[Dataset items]
* START *
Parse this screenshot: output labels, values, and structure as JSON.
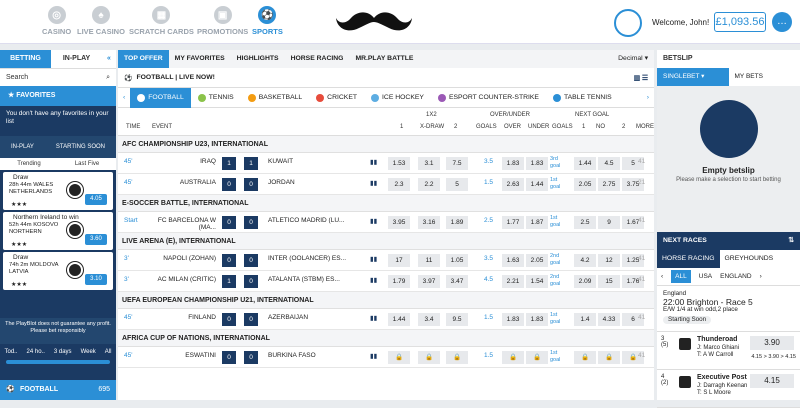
{
  "header": {
    "nav": [
      "CASINO",
      "LIVE CASINO",
      "SCRATCH CARDS",
      "PROMOTIONS",
      "SPORTS"
    ],
    "welcome": "Welcome, John!",
    "balance": "£1,093.56"
  },
  "left": {
    "tabs": [
      "BETTING",
      "IN-PLAY"
    ],
    "search": "Search",
    "favorites": "FAVORITES",
    "fav_msg": "You don't have any favorites in your list",
    "mini": [
      "IN-PLAY",
      "STARTING SOON"
    ],
    "sub": [
      "Trending",
      "Last Five"
    ],
    "cards": [
      {
        "label": "Draw",
        "time": "28h 44m",
        "teams": "WALES\nNETHERLANDS",
        "odd": "4.05"
      },
      {
        "label": "Northern Ireland to win",
        "time": "52h 44m",
        "teams": "KOSOVO\nNORTHERN",
        "odd": "3.60"
      },
      {
        "label": "Draw",
        "time": "74h 2m",
        "teams": "MOLDOVA\nLATVIA",
        "odd": "3.10"
      },
      {
        "label": "Draw",
        "time": "",
        "teams": "",
        "odd": ""
      }
    ],
    "disclaimer": "The PlayBlot does not guarantee any profit. Please bet responsibly",
    "time": [
      "Tod..",
      "24 ho..",
      "3 days",
      "Week",
      "All"
    ],
    "football": "FOOTBALL",
    "football_count": "695"
  },
  "main": {
    "tabs": [
      "TOP OFFER",
      "MY FAVORITES",
      "HIGHLIGHTS",
      "HORSE RACING",
      "MR.PLAY BATTLE"
    ],
    "decimal": "Decimal",
    "live": "FOOTBALL | LIVE NOW!",
    "sports": [
      "FOOTBALL",
      "TENNIS",
      "BASKETBALL",
      "CRICKET",
      "ICE HOCKEY",
      "ESPORT COUNTER-STRIKE",
      "TABLE TENNIS"
    ],
    "cols": {
      "time": "TIME",
      "event": "EVENT",
      "g1": "1X2",
      "g2": "OVER/UNDER",
      "g3": "NEXT GOAL",
      "c1": "1",
      "cx": "X-DRAW",
      "c2": "2",
      "goals": "GOALS",
      "over": "OVER",
      "under": "UNDER",
      "goals2": "GOALS",
      "n1": "1",
      "no": "NO",
      "n2": "2",
      "more": "MORE"
    },
    "sections": [
      {
        "name": "AFC CHAMPIONSHIP U23, INTERNATIONAL",
        "rows": [
          [
            "45'",
            "IRAQ",
            "1",
            "1",
            "KUWAIT",
            "1.53",
            "3.1",
            "7.5",
            "3.5",
            "1.83",
            "1.83",
            "3rd goal",
            "1.44",
            "4.5",
            "5",
            "41"
          ],
          [
            "45'",
            "AUSTRALIA",
            "0",
            "0",
            "JORDAN",
            "2.3",
            "2.2",
            "5",
            "1.5",
            "2.63",
            "1.44",
            "1st goal",
            "2.05",
            "2.75",
            "3.75",
            "21"
          ]
        ]
      },
      {
        "name": "E-SOCCER BATTLE, INTERNATIONAL",
        "rows": [
          [
            "Start",
            "FC BARCELONA W (MA...",
            "0",
            "0",
            "ATLETICO MADRID (LU...",
            "3.95",
            "3.16",
            "1.89",
            "2.5",
            "1.77",
            "1.87",
            "1st goal",
            "2.5",
            "9",
            "1.67",
            "41"
          ]
        ]
      },
      {
        "name": "LIVE ARENA (E), INTERNATIONAL",
        "rows": [
          [
            "3'",
            "NAPOLI (ZOHAN)",
            "0",
            "0",
            "INTER (OOLANCER) ES...",
            "17",
            "11",
            "1.05",
            "3.5",
            "1.63",
            "2.05",
            "2nd goal",
            "4.2",
            "12",
            "1.25",
            "41"
          ],
          [
            "3'",
            "AC MILAN (CRITIC)",
            "1",
            "0",
            "ATALANTA (STBM) ES...",
            "1.79",
            "3.97",
            "3.47",
            "4.5",
            "2.21",
            "1.54",
            "2nd goal",
            "2.09",
            "15",
            "1.76",
            "41"
          ]
        ]
      },
      {
        "name": "UEFA EUROPEAN CHAMPIONSHIP U21, INTERNATIONAL",
        "rows": [
          [
            "45'",
            "FINLAND",
            "0",
            "0",
            "AZERBAIJAN",
            "1.44",
            "3.4",
            "9.5",
            "1.5",
            "1.83",
            "1.83",
            "1st goal",
            "1.4",
            "4.33",
            "6",
            "41"
          ]
        ]
      },
      {
        "name": "AFRICA CUP OF NATIONS, INTERNATIONAL",
        "rows": [
          [
            "45'",
            "ESWATINI",
            "0",
            "0",
            "BURKINA FASO",
            "",
            "",
            "",
            "1.5",
            "",
            "",
            "1st goal",
            "",
            "",
            "",
            "41"
          ]
        ]
      }
    ]
  },
  "right": {
    "betslip": "BETSLIP",
    "tabs": [
      "SINGLEBET",
      "MY BETS"
    ],
    "empty": "Empty betslip",
    "empty_msg": "Please make a selection to start betting",
    "next": "NEXT RACES",
    "race_tabs": [
      "HORSE RACING",
      "GREYHOUNDS"
    ],
    "flags": [
      "ALL",
      "USA",
      "ENGLAND"
    ],
    "race": {
      "country": "England",
      "title": "22:00 Brighton - Race 5",
      "info": "E/W 1/4 at win odd,2 place",
      "status": "Starting Soon"
    },
    "runners": [
      {
        "pos": "3\n(5)",
        "name": "Thunderoad",
        "j": "J: Marco Ghiani\nT: A W Carroll",
        "price": "3.90",
        "hist": "4.15 > 3.90 > 4.15"
      },
      {
        "pos": "4\n(2)",
        "name": "Executive Post",
        "j": "J: Darragh Keenan\nT: S L Moore",
        "price": "4.15",
        "hist": ""
      }
    ]
  },
  "colors": {
    "accent": "#2b8fd6",
    "navy": "#1b3a63"
  }
}
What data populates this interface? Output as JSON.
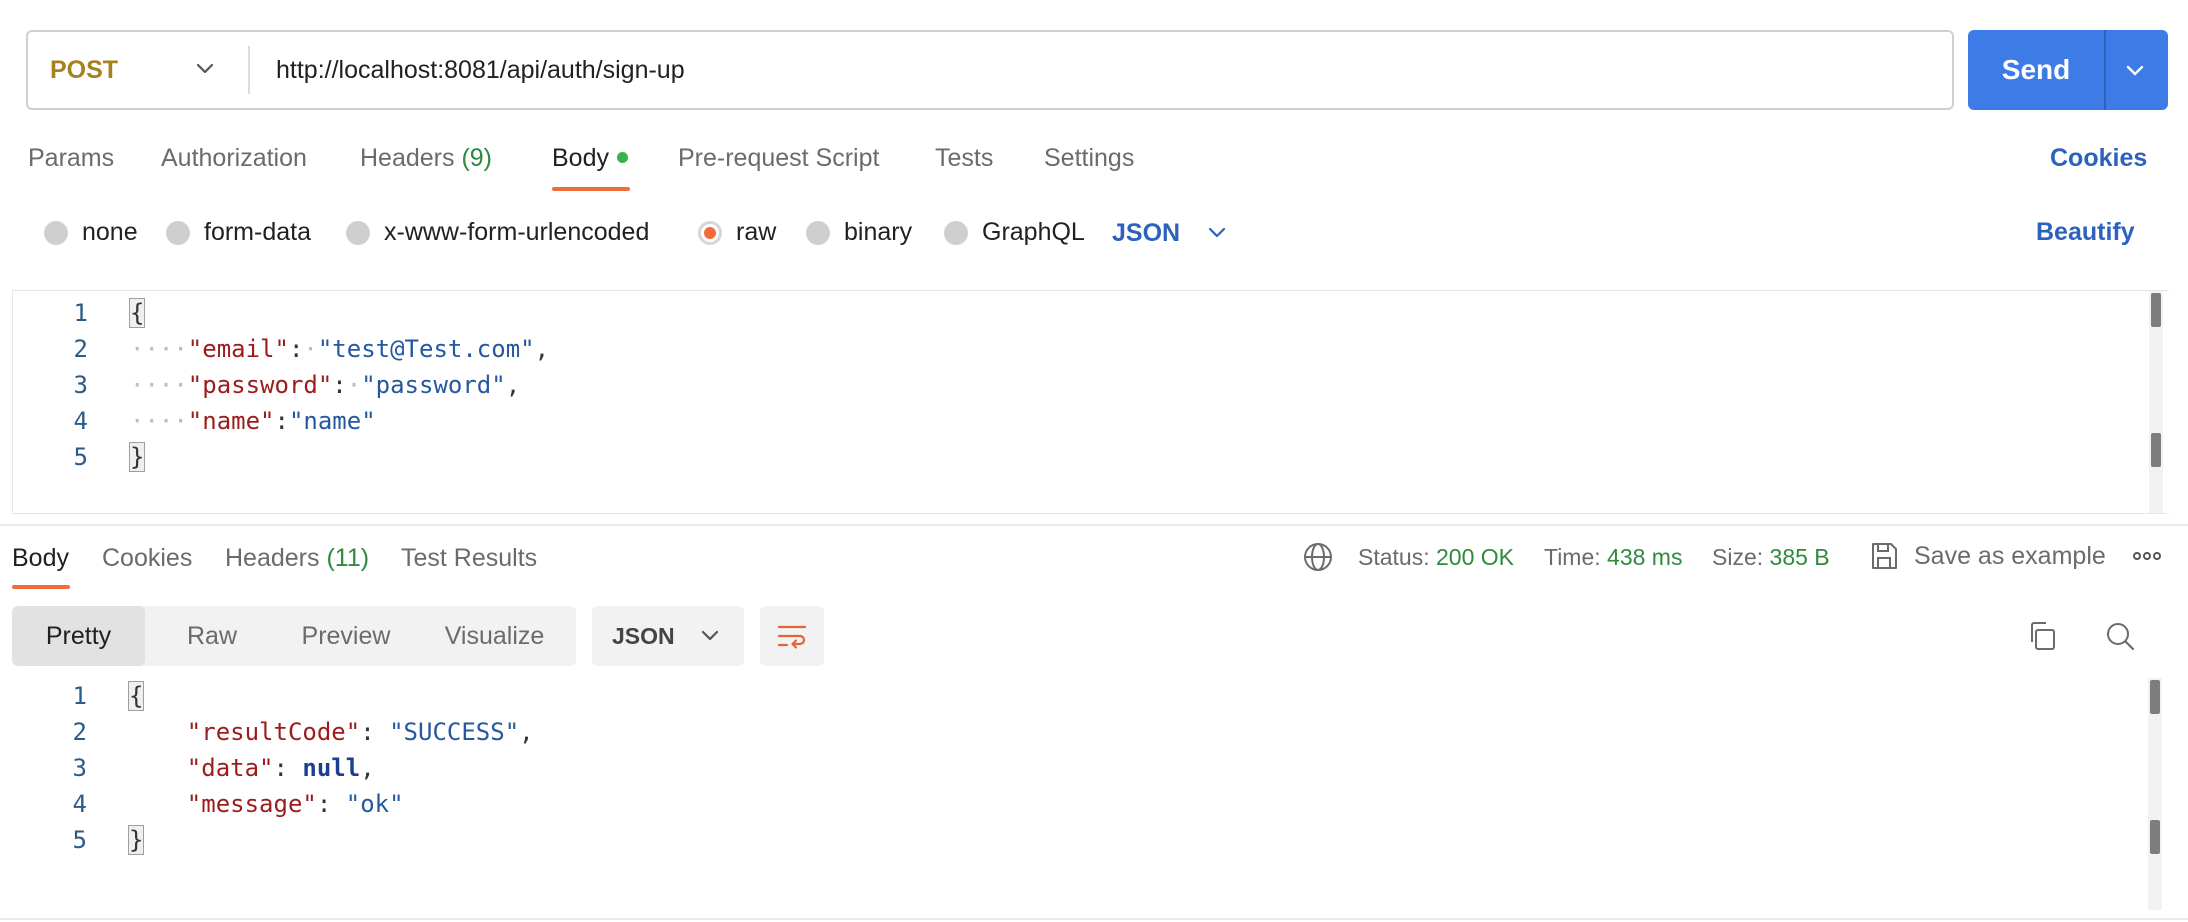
* END *
▸ **YOUR TASK**:
Quote every entry exactly, with the pictures omitted.

▸ **SOLUTION TO THE EXERCISE**:
Parse this screenshot: output labels, values, and structure as JSON.
{
  "header": {
    "nav": [
      "CASINO",
      "LIVE CASINO",
      "SCRATCH CARDS",
      "PROMOTIONS",
      "SPORTS"
    ],
    "welcome": "Welcome, John!",
    "balance": "£1,093.56"
  },
  "left": {
    "tabs": [
      "BETTING",
      "IN-PLAY"
    ],
    "search": "Search",
    "favorites": "FAVORITES",
    "fav_msg": "You don't have any favorites in your list",
    "mini": [
      "IN-PLAY",
      "STARTING SOON"
    ],
    "sub": [
      "Trending",
      "Last Five"
    ],
    "cards": [
      {
        "label": "Draw",
        "time": "28h 44m",
        "teams": "WALES\nNETHERLANDS",
        "odd": "4.05"
      },
      {
        "label": "Northern Ireland to win",
        "time": "52h 44m",
        "teams": "KOSOVO\nNORTHERN",
        "odd": "3.60"
      },
      {
        "label": "Draw",
        "time": "74h 2m",
        "teams": "MOLDOVA\nLATVIA",
        "odd": "3.10"
      },
      {
        "label": "Draw",
        "time": "",
        "teams": "",
        "odd": ""
      }
    ],
    "disclaimer": "The PlayBlot does not guarantee any profit. Please bet responsibly",
    "time": [
      "Tod..",
      "24 ho..",
      "3 days",
      "Week",
      "All"
    ],
    "football": "FOOTBALL",
    "football_count": "695"
  },
  "main": {
    "tabs": [
      "TOP OFFER",
      "MY FAVORITES",
      "HIGHLIGHTS",
      "HORSE RACING",
      "MR.PLAY BATTLE"
    ],
    "decimal": "Decimal",
    "live": "FOOTBALL | LIVE NOW!",
    "sports": [
      "FOOTBALL",
      "TENNIS",
      "BASKETBALL",
      "CRICKET",
      "ICE HOCKEY",
      "ESPORT COUNTER-STRIKE",
      "TABLE TENNIS"
    ],
    "cols": {
      "time": "TIME",
      "event": "EVENT",
      "g1": "1X2",
      "g2": "OVER/UNDER",
      "g3": "NEXT GOAL",
      "c1": "1",
      "cx": "X-DRAW",
      "c2": "2",
      "goals": "GOALS",
      "over": "OVER",
      "under": "UNDER",
      "goals2": "GOALS",
      "n1": "1",
      "no": "NO",
      "n2": "2",
      "more": "MORE"
    },
    "sections": [
      {
        "name": "AFC CHAMPIONSHIP U23, INTERNATIONAL",
        "rows": [
          [
            "45'",
            "IRAQ",
            "1",
            "1",
            "KUWAIT",
            "1.53",
            "3.1",
            "7.5",
            "3.5",
            "1.83",
            "1.83",
            "3rd goal",
            "1.44",
            "4.5",
            "5",
            "41"
          ],
          [
            "45'",
            "AUSTRALIA",
            "0",
            "0",
            "JORDAN",
            "2.3",
            "2.2",
            "5",
            "1.5",
            "2.63",
            "1.44",
            "1st goal",
            "2.05",
            "2.75",
            "3.75",
            "21"
          ]
        ]
      },
      {
        "name": "E-SOCCER BATTLE, INTERNATIONAL",
        "rows": [
          [
            "Start",
            "FC BARCELONA W (MA...",
            "0",
            "0",
            "ATLETICO MADRID (LU...",
            "3.95",
            "3.16",
            "1.89",
            "2.5",
            "1.77",
            "1.87",
            "1st goal",
            "2.5",
            "9",
            "1.67",
            "41"
          ]
        ]
      },
      {
        "name": "LIVE ARENA (E), INTERNATIONAL",
        "rows": [
          [
            "3'",
            "NAPOLI (ZOHAN)",
            "0",
            "0",
            "INTER (OOLANCER) ES...",
            "17",
            "11",
            "1.05",
            "3.5",
            "1.63",
            "2.05",
            "2nd goal",
            "4.2",
            "12",
            "1.25",
            "41"
          ],
          [
            "3'",
            "AC MILAN (CRITIC)",
            "1",
            "0",
            "ATALANTA (STBM) ES...",
            "1.79",
            "3.97",
            "3.47",
            "4.5",
            "2.21",
            "1.54",
            "2nd goal",
            "2.09",
            "15",
            "1.76",
            "41"
          ]
        ]
      },
      {
        "name": "UEFA EUROPEAN CHAMPIONSHIP U21, INTERNATIONAL",
        "rows": [
          [
            "45'",
            "FINLAND",
            "0",
            "0",
            "AZERBAIJAN",
            "1.44",
            "3.4",
            "9.5",
            "1.5",
            "1.83",
            "1.83",
            "1st goal",
            "1.4",
            "4.33",
            "6",
            "41"
          ]
        ]
      },
      {
        "name": "AFRICA CUP OF NATIONS, INTERNATIONAL",
        "rows": [
          [
            "45'",
            "ESWATINI",
            "0",
            "0",
            "BURKINA FASO",
            "",
            "",
            "",
            "1.5",
            "",
            "",
            "1st goal",
            "",
            "",
            "",
            "41"
          ]
        ]
      }
    ]
  },
  "right": {
    "betslip": "BETSLIP",
    "tabs": [
      "SINGLEBET",
      "MY BETS"
    ],
    "empty": "Empty betslip",
    "empty_msg": "Please make a selection to start betting",
    "next": "NEXT RACES",
    "race_tabs": [
      "HORSE RACING",
      "GREYHOUNDS"
    ],
    "flags": [
      "ALL",
      "USA",
      "ENGLAND"
    ],
    "race": {
      "country": "England",
      "title": "22:00 Brighton - Race 5",
      "info": "E/W 1/4 at win odd,2 place",
      "status": "Starting Soon"
    },
    "runners": [
      {
        "pos": "3\n(5)",
        "name": "Thunderoad",
        "j": "J: Marco Ghiani\nT: A W Carroll",
        "price": "3.90",
        "hist": "4.15 > 3.90 > 4.15"
      },
      {
        "pos": "4\n(2)",
        "name": "Executive Post",
        "j": "J: Darragh Keenan\nT: S L Moore",
        "price": "4.15",
        "hist": ""
      }
    ]
  },
  "colors": {
    "accent": "#2b8fd6",
    "navy": "#1b3a63"
  }
}
What data populates this interface? Output as JSON.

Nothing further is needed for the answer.